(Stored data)
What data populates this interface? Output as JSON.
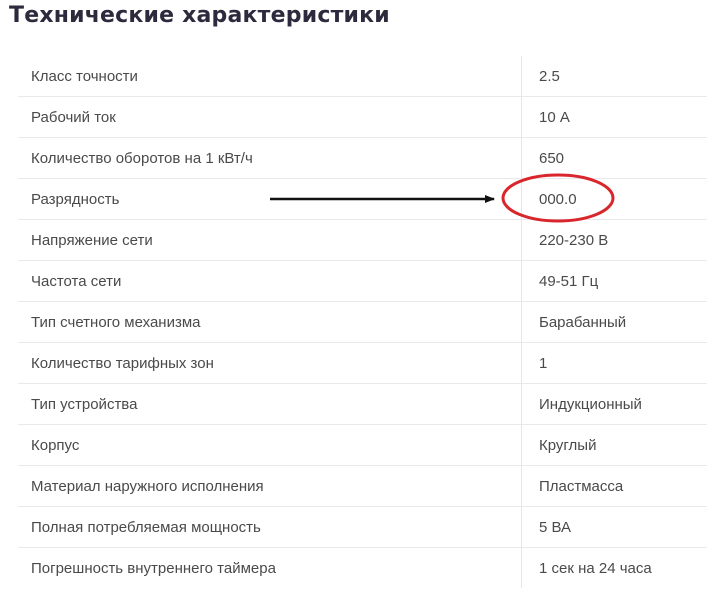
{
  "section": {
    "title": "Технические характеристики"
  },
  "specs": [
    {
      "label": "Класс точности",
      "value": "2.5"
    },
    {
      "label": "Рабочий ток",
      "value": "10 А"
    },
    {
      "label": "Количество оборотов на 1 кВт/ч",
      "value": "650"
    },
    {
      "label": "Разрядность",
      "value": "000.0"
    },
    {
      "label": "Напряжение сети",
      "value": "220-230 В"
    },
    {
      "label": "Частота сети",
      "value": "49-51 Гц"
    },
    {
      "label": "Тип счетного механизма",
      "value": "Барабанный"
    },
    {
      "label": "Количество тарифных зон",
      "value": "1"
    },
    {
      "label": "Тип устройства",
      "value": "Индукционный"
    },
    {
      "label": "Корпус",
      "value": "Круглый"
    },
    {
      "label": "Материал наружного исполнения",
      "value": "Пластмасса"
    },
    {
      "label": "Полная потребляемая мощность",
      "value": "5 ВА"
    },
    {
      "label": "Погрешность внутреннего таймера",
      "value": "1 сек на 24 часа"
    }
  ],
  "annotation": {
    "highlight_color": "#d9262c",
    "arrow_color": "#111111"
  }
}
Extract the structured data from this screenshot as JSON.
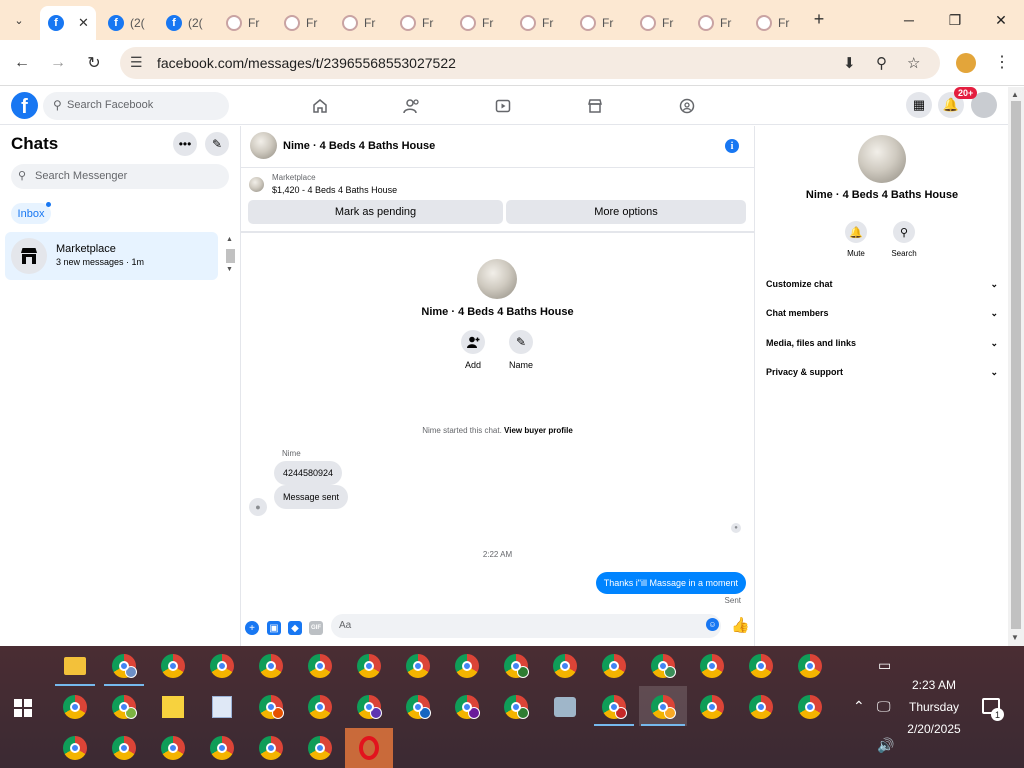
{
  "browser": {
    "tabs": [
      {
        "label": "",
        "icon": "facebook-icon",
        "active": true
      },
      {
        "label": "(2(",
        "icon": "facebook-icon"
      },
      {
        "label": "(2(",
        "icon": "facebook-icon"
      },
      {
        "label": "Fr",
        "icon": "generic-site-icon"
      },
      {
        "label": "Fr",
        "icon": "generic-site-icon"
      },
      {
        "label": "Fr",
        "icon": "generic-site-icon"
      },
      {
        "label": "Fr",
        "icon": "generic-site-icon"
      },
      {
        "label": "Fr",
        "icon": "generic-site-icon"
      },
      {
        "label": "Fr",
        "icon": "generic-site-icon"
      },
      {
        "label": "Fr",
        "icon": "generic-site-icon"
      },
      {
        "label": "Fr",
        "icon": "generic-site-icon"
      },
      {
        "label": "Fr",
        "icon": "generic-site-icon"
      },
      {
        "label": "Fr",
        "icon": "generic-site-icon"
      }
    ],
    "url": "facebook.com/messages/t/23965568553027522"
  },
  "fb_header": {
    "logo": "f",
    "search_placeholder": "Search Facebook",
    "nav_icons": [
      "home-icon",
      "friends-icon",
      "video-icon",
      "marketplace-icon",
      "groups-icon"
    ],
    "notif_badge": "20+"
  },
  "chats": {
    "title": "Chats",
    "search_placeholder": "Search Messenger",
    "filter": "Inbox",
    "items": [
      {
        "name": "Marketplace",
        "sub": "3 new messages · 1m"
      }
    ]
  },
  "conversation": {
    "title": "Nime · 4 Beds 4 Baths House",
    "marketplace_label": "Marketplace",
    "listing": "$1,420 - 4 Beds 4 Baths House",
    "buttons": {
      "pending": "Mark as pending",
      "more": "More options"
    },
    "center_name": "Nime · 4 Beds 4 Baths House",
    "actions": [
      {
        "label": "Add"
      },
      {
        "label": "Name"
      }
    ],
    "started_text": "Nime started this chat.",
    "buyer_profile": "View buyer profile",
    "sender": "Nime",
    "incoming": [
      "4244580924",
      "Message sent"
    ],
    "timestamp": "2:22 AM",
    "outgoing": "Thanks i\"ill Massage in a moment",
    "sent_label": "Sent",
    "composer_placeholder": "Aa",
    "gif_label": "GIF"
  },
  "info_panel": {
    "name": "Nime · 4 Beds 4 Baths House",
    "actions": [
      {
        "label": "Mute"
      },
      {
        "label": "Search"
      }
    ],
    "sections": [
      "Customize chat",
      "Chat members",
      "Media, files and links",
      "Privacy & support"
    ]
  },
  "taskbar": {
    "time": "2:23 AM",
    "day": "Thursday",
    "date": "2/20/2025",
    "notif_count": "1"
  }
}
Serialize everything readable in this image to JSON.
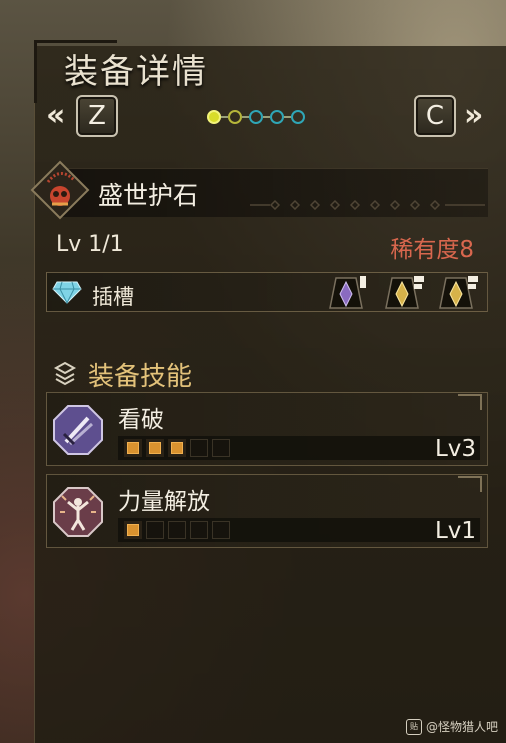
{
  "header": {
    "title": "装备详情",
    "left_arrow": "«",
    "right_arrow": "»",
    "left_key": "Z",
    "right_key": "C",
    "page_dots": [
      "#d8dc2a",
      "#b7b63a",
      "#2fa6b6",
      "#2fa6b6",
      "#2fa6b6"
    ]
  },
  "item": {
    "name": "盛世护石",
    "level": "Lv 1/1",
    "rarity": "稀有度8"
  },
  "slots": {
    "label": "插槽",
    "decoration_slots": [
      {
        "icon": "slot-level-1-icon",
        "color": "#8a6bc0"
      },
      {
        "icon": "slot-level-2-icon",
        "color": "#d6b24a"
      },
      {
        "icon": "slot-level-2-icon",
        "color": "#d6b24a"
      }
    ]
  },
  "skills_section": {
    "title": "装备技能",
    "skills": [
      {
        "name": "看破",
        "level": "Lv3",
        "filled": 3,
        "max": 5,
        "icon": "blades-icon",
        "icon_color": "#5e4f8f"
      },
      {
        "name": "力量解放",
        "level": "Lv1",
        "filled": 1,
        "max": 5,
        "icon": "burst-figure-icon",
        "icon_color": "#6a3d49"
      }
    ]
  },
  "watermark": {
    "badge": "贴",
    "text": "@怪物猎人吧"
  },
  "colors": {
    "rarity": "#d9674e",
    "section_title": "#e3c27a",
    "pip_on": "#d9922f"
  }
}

=== Exercise aim ===
Make an exact copy of all the material, but keep the pictures out of it.

=== Response ===
What data populates this interface? Output as JSON.
{
  "section": {
    "title": "Технические характеристики"
  },
  "specs": [
    {
      "label": "Класс точности",
      "value": "2.5"
    },
    {
      "label": "Рабочий ток",
      "value": "10 А"
    },
    {
      "label": "Количество оборотов на 1 кВт/ч",
      "value": "650"
    },
    {
      "label": "Разрядность",
      "value": "000.0"
    },
    {
      "label": "Напряжение сети",
      "value": "220-230 В"
    },
    {
      "label": "Частота сети",
      "value": "49-51 Гц"
    },
    {
      "label": "Тип счетного механизма",
      "value": "Барабанный"
    },
    {
      "label": "Количество тарифных зон",
      "value": "1"
    },
    {
      "label": "Тип устройства",
      "value": "Индукционный"
    },
    {
      "label": "Корпус",
      "value": "Круглый"
    },
    {
      "label": "Материал наружного исполнения",
      "value": "Пластмасса"
    },
    {
      "label": "Полная потребляемая мощность",
      "value": "5 ВА"
    },
    {
      "label": "Погрешность внутреннего таймера",
      "value": "1 сек на 24 часа"
    }
  ],
  "annotation": {
    "highlight_color": "#d9262c",
    "arrow_color": "#111111"
  }
}
Extract the structured data from this screenshot as JSON.
{
  "browser": {
    "tabs": [
      {
        "label": "",
        "icon": "facebook-icon",
        "active": true
      },
      {
        "label": "(2(",
        "icon": "facebook-icon"
      },
      {
        "label": "(2(",
        "icon": "facebook-icon"
      },
      {
        "label": "Fr",
        "icon": "generic-site-icon"
      },
      {
        "label": "Fr",
        "icon": "generic-site-icon"
      },
      {
        "label": "Fr",
        "icon": "generic-site-icon"
      },
      {
        "label": "Fr",
        "icon": "generic-site-icon"
      },
      {
        "label": "Fr",
        "icon": "generic-site-icon"
      },
      {
        "label": "Fr",
        "icon": "generic-site-icon"
      },
      {
        "label": "Fr",
        "icon": "generic-site-icon"
      },
      {
        "label": "Fr",
        "icon": "generic-site-icon"
      },
      {
        "label": "Fr",
        "icon": "generic-site-icon"
      },
      {
        "label": "Fr",
        "icon": "generic-site-icon"
      }
    ],
    "url": "facebook.com/messages/t/23965568553027522"
  },
  "fb_header": {
    "logo": "f",
    "search_placeholder": "Search Facebook",
    "nav_icons": [
      "home-icon",
      "friends-icon",
      "video-icon",
      "marketplace-icon",
      "groups-icon"
    ],
    "notif_badge": "20+"
  },
  "chats": {
    "title": "Chats",
    "search_placeholder": "Search Messenger",
    "filter": "Inbox",
    "items": [
      {
        "name": "Marketplace",
        "sub": "3 new messages · 1m"
      }
    ]
  },
  "conversation": {
    "title": "Nime · 4 Beds 4 Baths House",
    "marketplace_label": "Marketplace",
    "listing": "$1,420 - 4 Beds 4 Baths House",
    "buttons": {
      "pending": "Mark as pending",
      "more": "More options"
    },
    "center_name": "Nime · 4 Beds 4 Baths House",
    "actions": [
      {
        "label": "Add"
      },
      {
        "label": "Name"
      }
    ],
    "started_text": "Nime started this chat.",
    "buyer_profile": "View buyer profile",
    "sender": "Nime",
    "incoming": [
      "4244580924",
      "Message sent"
    ],
    "timestamp": "2:22 AM",
    "outgoing": "Thanks i\"ill Massage in a moment",
    "sent_label": "Sent",
    "composer_placeholder": "Aa",
    "gif_label": "GIF"
  },
  "info_panel": {
    "name": "Nime · 4 Beds 4 Baths House",
    "actions": [
      {
        "label": "Mute"
      },
      {
        "label": "Search"
      }
    ],
    "sections": [
      "Customize chat",
      "Chat members",
      "Media, files and links",
      "Privacy & support"
    ]
  },
  "taskbar": {
    "time": "2:23 AM",
    "day": "Thursday",
    "date": "2/20/2025",
    "notif_count": "1"
  }
}
Serialize everything readable in this image to JSON.
{
  "header": {
    "title": "装备详情",
    "left_arrow": "«",
    "right_arrow": "»",
    "left_key": "Z",
    "right_key": "C",
    "page_dots": [
      "#d8dc2a",
      "#b7b63a",
      "#2fa6b6",
      "#2fa6b6",
      "#2fa6b6"
    ]
  },
  "item": {
    "name": "盛世护石",
    "level": "Lv 1/1",
    "rarity": "稀有度8"
  },
  "slots": {
    "label": "插槽",
    "decoration_slots": [
      {
        "icon": "slot-level-1-icon",
        "color": "#8a6bc0"
      },
      {
        "icon": "slot-level-2-icon",
        "color": "#d6b24a"
      },
      {
        "icon": "slot-level-2-icon",
        "color": "#d6b24a"
      }
    ]
  },
  "skills_section": {
    "title": "装备技能",
    "skills": [
      {
        "name": "看破",
        "level": "Lv3",
        "filled": 3,
        "max": 5,
        "icon": "blades-icon",
        "icon_color": "#5e4f8f"
      },
      {
        "name": "力量解放",
        "level": "Lv1",
        "filled": 1,
        "max": 5,
        "icon": "burst-figure-icon",
        "icon_color": "#6a3d49"
      }
    ]
  },
  "watermark": {
    "badge": "贴",
    "text": "@怪物猎人吧"
  },
  "colors": {
    "rarity": "#d9674e",
    "section_title": "#e3c27a",
    "pip_on": "#d9922f"
  }
}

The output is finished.